## Start EXCERPTED DATA

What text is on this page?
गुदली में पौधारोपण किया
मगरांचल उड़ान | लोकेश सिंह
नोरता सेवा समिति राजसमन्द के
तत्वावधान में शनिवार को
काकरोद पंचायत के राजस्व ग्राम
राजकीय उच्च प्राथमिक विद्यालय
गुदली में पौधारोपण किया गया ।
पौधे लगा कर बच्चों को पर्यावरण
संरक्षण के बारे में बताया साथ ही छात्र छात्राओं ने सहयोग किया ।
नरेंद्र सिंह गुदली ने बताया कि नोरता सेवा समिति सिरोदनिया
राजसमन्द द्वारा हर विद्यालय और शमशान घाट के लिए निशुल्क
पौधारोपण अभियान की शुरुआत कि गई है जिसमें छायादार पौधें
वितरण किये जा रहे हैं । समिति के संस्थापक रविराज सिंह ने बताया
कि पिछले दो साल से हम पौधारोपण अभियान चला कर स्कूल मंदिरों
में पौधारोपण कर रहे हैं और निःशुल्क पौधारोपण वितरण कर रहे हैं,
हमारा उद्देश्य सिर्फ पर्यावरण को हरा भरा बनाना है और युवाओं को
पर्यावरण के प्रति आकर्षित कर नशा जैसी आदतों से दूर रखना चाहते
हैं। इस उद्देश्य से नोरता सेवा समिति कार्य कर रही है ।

## End EXCERPTED DATA

◆ THE PROBLEM:
Copy the material above back out, exactly as written.

◆ SOLUTION FOR THIS PROBLEM:
What text is on this page?
गुदली में पौधारोपण किया
मगरांचल उड़ान | लोकेश सिंह
नोरता सेवा समिति राजसमन्द के
तत्वावधान में शनिवार को
काकरोद पंचायत के राजस्व ग्राम
राजकीय उच्च प्राथमिक विद्यालय
गुदली में पौधारोपण किया गया ।
पौधे लगा कर बच्चों को पर्यावरण
संरक्षण के बारे में बताया साथ ही छात्र छात्राओं ने सहयोग किया ।
नरेंद्र सिंह गुदली ने बताया कि नोरता सेवा समिति सिरोदनिया
राजसमन्द द्वारा हर विद्यालय और शमशान घाट के लिए निशुल्क
पौधारोपण अभियान की शुरुआत कि गई है जिसमें छायादार पौधें
वितरण किये जा रहे हैं । समिति के संस्थापक रविराज सिंह ने बताया
कि पिछले दो साल से हम पौधारोपण अभियान चला कर स्कूल मंदिरों
में पौधारोपण कर रहे हैं और निःशुल्क पौधारोपण वितरण कर रहे हैं,
हमारा उद्देश्य सिर्फ पर्यावरण को हरा भरा बनाना है और युवाओं को
पर्यावरण के प्रति आकर्षित कर नशा जैसी आदतों से दूर रखना चाहते
हैं। इस उद्देश्य से नोरता सेवा समिति कार्य कर रही है ।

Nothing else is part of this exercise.